◆ Problem to solve
Every record must appear in your copy exactly as written, with no pictures.

◆ Data
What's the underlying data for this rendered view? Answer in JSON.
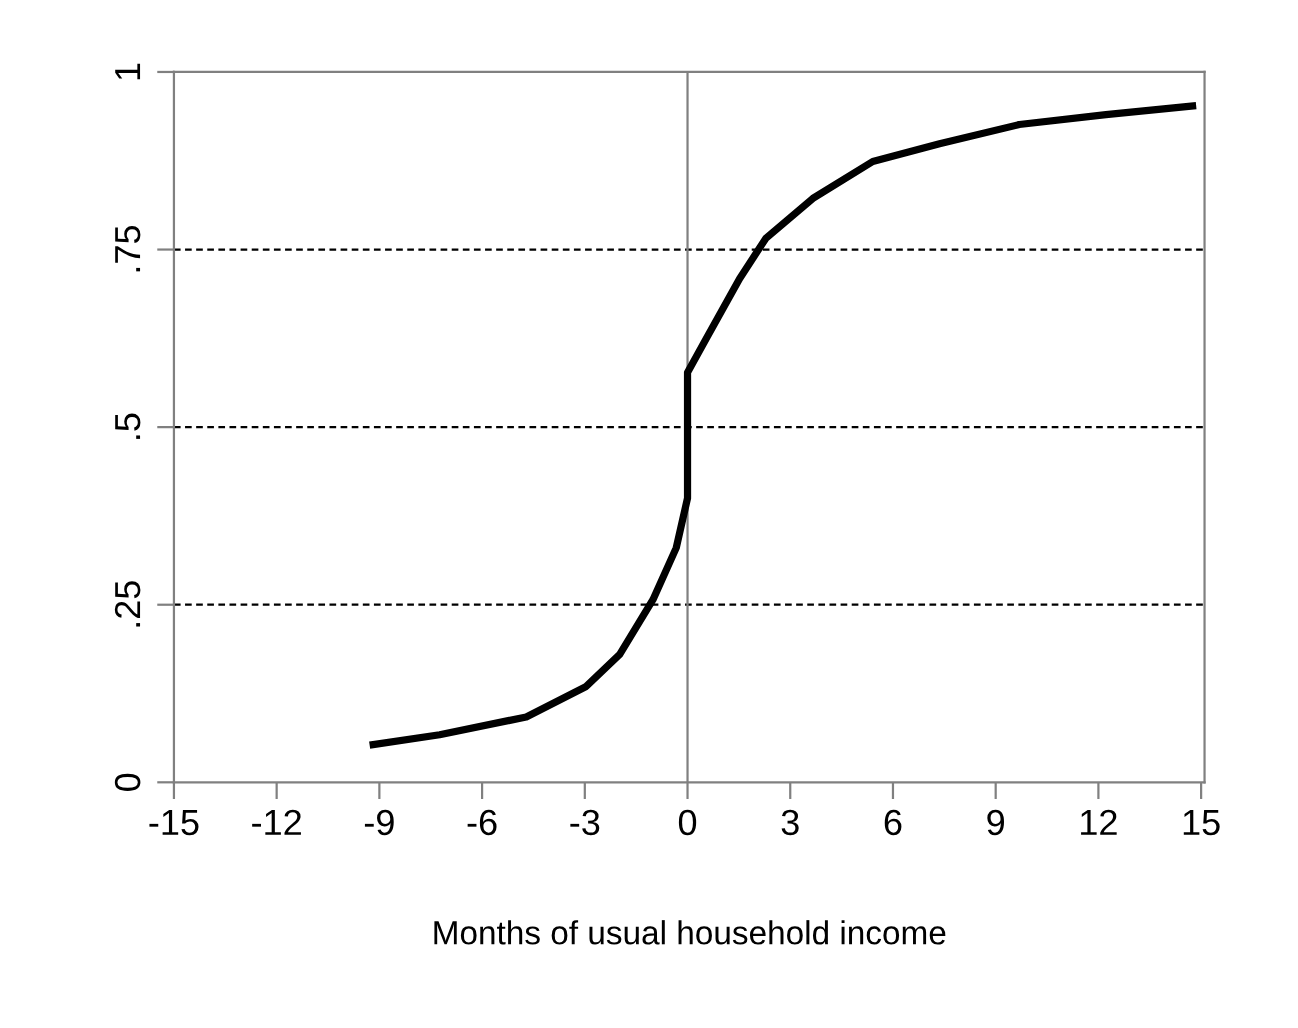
{
  "chart_data": {
    "type": "line",
    "xlabel": "Months of usual household income",
    "x": [
      -9.18,
      -7.24,
      -4.71,
      -2.96,
      -1.98,
      -1.01,
      -0.33,
      0,
      0,
      0.54,
      1.52,
      2.29,
      3.66,
      5.41,
      7.36,
      9.69,
      12.22,
      14.75
    ],
    "series": [
      {
        "color": "#000000",
        "values": [
          0.053,
          0.067,
          0.092,
          0.135,
          0.18,
          0.257,
          0.33,
          0.4,
          0.577,
          0.624,
          0.709,
          0.766,
          0.822,
          0.874,
          0.899,
          0.926,
          0.94,
          0.952
        ]
      }
    ],
    "xlim": [
      -15,
      15.1
    ],
    "xticks": [
      -15,
      -12,
      -9,
      -6,
      -3,
      0,
      3,
      6,
      9,
      12,
      15
    ],
    "ylim": [
      0,
      1
    ],
    "yticks": [
      0,
      {
        "value": 0.25,
        "label": ".25"
      },
      {
        "value": 0.5,
        "label": ".5"
      },
      {
        "value": 0.75,
        "label": ".75"
      },
      1
    ],
    "ref_lines": [
      {
        "axis": "y",
        "value": 0.25,
        "line_style": "dashed",
        "color": "#000000"
      },
      {
        "axis": "y",
        "value": 0.5,
        "line_style": "dashed",
        "color": "#000000"
      },
      {
        "axis": "y",
        "value": 0.75,
        "line_style": "dashed",
        "color": "#000000"
      },
      {
        "axis": "x",
        "value": 0,
        "line_style": "solid",
        "color": "#808080"
      }
    ],
    "grid": false,
    "legend": false,
    "marker": "none",
    "line_style": "solid"
  }
}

◆ Exercise solution
What's the underlying data for this rendered view? Answer in JSON.
{
  "chart_data": {
    "type": "line",
    "xlabel": "Months of usual household income",
    "x": [
      -9.18,
      -7.24,
      -4.71,
      -2.96,
      -1.98,
      -1.01,
      -0.33,
      0,
      0,
      0.54,
      1.52,
      2.29,
      3.66,
      5.41,
      7.36,
      9.69,
      12.22,
      14.75
    ],
    "series": [
      {
        "color": "#000000",
        "values": [
          0.053,
          0.067,
          0.092,
          0.135,
          0.18,
          0.257,
          0.33,
          0.4,
          0.577,
          0.624,
          0.709,
          0.766,
          0.822,
          0.874,
          0.899,
          0.926,
          0.94,
          0.952
        ]
      }
    ],
    "xlim": [
      -15,
      15.1
    ],
    "xticks": [
      -15,
      -12,
      -9,
      -6,
      -3,
      0,
      3,
      6,
      9,
      12,
      15
    ],
    "ylim": [
      0,
      1
    ],
    "yticks": [
      0,
      {
        "value": 0.25,
        "label": ".25"
      },
      {
        "value": 0.5,
        "label": ".5"
      },
      {
        "value": 0.75,
        "label": ".75"
      },
      1
    ],
    "ref_lines": [
      {
        "axis": "y",
        "value": 0.25,
        "line_style": "dashed",
        "color": "#000000"
      },
      {
        "axis": "y",
        "value": 0.5,
        "line_style": "dashed",
        "color": "#000000"
      },
      {
        "axis": "y",
        "value": 0.75,
        "line_style": "dashed",
        "color": "#000000"
      },
      {
        "axis": "x",
        "value": 0,
        "line_style": "solid",
        "color": "#808080"
      }
    ],
    "grid": false,
    "legend": false,
    "marker": "none",
    "line_style": "solid"
  }
}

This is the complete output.